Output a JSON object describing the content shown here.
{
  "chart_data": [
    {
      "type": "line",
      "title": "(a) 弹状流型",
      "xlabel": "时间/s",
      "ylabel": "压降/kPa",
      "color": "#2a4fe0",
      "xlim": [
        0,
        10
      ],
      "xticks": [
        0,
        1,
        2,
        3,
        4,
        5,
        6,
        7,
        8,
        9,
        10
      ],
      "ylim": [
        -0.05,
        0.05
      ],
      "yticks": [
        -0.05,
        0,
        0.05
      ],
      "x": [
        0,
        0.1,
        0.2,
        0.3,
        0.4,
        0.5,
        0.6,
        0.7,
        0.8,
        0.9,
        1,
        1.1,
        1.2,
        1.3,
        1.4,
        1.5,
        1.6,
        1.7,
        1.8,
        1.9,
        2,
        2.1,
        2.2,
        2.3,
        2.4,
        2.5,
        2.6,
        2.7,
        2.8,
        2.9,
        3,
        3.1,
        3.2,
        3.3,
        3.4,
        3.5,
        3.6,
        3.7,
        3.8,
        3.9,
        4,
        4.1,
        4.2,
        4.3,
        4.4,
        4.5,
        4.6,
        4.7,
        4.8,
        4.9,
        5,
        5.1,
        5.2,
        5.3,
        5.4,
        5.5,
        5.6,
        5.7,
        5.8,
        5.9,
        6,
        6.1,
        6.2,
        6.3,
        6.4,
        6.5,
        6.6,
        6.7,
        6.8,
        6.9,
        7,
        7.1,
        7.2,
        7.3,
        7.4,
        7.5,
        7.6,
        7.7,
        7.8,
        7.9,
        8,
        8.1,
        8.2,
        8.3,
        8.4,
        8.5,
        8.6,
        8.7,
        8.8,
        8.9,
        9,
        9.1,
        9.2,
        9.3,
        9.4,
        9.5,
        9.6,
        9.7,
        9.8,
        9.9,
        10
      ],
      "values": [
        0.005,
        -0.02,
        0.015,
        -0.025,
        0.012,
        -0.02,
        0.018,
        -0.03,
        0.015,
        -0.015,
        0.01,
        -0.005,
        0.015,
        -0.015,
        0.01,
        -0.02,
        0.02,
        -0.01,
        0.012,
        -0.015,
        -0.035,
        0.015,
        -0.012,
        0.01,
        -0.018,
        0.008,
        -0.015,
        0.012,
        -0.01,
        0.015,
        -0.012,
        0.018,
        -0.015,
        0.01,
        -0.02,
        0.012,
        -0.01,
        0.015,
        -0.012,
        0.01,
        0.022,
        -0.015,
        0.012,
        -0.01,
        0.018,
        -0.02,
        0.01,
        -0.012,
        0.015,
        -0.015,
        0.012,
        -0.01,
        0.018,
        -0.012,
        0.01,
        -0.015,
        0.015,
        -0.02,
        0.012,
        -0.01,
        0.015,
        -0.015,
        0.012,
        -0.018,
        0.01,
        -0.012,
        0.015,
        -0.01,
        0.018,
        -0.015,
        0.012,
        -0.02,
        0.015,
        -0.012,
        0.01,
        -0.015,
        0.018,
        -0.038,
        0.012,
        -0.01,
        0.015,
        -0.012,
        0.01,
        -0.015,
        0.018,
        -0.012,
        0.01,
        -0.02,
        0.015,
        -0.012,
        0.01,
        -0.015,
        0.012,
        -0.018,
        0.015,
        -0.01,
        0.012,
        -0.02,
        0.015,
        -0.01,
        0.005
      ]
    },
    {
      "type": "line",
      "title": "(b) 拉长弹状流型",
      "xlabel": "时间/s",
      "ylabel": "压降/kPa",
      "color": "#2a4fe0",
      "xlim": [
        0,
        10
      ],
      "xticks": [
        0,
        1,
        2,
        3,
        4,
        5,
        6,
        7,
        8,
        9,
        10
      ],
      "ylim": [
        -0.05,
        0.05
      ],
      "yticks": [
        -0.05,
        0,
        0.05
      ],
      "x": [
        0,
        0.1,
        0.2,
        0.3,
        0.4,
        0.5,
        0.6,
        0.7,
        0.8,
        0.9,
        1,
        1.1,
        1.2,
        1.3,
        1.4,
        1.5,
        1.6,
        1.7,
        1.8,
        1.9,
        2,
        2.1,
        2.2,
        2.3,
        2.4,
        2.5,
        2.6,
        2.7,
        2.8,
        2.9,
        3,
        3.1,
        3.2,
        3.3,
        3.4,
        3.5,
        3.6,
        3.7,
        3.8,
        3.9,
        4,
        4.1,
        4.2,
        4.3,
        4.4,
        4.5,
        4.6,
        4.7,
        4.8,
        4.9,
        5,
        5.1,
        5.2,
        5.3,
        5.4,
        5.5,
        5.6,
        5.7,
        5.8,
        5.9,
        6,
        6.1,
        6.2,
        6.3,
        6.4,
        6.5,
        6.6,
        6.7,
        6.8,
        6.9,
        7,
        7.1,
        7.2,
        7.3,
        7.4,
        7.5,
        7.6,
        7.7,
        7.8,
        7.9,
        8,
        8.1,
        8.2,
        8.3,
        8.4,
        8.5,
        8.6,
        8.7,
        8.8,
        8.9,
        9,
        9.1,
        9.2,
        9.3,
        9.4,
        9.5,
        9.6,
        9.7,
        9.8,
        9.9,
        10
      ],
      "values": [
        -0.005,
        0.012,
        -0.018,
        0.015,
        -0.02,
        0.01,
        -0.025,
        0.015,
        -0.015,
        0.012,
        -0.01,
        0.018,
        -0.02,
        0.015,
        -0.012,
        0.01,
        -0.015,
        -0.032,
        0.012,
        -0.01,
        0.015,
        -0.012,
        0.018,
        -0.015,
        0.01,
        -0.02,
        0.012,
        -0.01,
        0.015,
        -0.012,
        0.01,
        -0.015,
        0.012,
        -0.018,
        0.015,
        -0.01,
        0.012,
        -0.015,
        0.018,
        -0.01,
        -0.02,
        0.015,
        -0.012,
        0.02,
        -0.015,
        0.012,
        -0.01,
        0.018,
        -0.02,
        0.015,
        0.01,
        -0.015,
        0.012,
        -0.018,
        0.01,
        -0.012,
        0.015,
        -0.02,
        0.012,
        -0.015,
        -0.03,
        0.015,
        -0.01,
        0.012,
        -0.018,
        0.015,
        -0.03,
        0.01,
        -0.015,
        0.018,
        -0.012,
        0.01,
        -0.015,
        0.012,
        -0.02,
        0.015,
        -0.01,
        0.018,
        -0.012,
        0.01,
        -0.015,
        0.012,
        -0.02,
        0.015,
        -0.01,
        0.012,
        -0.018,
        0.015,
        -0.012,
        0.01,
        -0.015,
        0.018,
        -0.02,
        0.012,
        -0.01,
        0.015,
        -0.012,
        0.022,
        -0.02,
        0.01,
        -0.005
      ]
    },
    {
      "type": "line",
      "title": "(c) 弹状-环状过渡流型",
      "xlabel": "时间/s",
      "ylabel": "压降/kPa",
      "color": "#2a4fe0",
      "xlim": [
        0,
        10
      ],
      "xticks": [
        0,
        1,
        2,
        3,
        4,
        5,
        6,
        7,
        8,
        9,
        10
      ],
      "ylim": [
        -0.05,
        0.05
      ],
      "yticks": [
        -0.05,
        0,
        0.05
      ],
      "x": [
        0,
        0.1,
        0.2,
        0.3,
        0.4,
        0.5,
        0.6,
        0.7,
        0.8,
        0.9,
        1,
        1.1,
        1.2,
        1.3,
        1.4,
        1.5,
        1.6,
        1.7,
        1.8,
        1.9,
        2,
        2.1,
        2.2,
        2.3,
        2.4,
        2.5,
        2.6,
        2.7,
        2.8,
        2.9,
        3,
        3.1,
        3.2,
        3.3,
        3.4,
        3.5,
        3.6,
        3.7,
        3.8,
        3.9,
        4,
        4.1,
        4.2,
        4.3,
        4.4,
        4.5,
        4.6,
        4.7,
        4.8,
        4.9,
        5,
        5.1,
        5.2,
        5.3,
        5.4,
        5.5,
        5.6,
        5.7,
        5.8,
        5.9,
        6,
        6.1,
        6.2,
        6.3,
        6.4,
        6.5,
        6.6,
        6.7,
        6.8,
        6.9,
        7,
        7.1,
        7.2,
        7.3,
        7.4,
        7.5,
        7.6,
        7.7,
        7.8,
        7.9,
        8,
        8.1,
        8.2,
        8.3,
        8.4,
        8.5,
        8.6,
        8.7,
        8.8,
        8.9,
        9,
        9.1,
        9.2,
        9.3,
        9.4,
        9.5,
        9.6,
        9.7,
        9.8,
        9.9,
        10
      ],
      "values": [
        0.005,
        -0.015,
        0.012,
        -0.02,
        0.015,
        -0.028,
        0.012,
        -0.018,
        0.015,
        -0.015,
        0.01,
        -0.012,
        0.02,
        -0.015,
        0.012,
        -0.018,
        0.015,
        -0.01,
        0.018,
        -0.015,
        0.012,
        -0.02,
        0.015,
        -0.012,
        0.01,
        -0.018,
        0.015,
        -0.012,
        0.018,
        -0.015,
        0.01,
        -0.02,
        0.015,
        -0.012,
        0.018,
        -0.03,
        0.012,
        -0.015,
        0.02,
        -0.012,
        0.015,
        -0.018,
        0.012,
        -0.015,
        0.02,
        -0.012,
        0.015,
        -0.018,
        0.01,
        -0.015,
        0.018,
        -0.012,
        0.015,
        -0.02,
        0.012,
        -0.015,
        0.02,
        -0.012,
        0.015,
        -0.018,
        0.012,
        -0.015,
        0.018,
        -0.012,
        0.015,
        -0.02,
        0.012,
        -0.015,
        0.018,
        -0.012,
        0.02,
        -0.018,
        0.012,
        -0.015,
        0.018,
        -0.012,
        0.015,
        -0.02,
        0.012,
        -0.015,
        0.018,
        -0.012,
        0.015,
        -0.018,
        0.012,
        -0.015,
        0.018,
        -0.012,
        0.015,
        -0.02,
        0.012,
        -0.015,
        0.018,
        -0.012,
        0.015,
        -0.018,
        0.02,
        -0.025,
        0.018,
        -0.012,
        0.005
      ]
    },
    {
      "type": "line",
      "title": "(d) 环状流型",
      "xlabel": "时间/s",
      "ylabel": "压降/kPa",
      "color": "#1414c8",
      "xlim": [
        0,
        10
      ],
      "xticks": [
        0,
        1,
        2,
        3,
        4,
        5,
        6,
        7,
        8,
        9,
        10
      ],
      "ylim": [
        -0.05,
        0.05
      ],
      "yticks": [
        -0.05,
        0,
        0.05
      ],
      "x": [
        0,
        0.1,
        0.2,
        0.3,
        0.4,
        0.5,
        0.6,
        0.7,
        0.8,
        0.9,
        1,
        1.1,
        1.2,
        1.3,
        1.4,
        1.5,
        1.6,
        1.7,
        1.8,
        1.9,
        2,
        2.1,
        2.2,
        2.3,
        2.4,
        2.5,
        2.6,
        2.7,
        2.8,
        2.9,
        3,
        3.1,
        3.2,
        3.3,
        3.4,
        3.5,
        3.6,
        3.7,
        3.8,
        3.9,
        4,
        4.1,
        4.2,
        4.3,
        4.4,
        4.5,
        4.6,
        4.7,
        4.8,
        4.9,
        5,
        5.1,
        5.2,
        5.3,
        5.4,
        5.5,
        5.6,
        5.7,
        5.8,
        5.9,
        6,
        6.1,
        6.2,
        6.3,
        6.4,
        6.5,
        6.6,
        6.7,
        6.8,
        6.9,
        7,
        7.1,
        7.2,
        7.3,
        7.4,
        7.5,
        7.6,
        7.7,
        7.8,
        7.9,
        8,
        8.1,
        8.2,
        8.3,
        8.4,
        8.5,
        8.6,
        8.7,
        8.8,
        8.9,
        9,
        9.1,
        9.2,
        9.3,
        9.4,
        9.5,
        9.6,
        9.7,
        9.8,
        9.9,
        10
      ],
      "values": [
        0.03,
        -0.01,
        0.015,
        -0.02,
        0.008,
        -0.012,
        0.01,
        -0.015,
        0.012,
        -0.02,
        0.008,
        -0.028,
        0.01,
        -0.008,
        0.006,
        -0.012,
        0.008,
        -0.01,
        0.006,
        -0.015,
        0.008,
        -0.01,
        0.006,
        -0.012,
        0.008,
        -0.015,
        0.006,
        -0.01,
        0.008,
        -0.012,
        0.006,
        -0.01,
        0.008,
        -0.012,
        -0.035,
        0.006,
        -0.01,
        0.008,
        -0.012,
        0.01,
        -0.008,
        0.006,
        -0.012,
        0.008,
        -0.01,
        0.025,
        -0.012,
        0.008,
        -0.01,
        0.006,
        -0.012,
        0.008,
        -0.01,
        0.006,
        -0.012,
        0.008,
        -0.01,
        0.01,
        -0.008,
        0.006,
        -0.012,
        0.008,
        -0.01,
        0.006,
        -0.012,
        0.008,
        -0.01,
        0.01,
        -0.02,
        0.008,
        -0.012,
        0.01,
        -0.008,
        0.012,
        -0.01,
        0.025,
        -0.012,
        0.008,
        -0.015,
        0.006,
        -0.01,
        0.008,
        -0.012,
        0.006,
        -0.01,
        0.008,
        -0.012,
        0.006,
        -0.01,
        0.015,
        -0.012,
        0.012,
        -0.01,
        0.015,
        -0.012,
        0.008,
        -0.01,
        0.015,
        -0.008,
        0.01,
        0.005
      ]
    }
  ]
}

#####

--- The task ---
List the lines of the entries that include "title".

--- Solution to this task ---
      "title": "(a) 弹状流型",
      "title": "(b) 拉长弹状流型",
      "title": "(c) 弹状-环状过渡流型",
      "title": "(d) 环状流型",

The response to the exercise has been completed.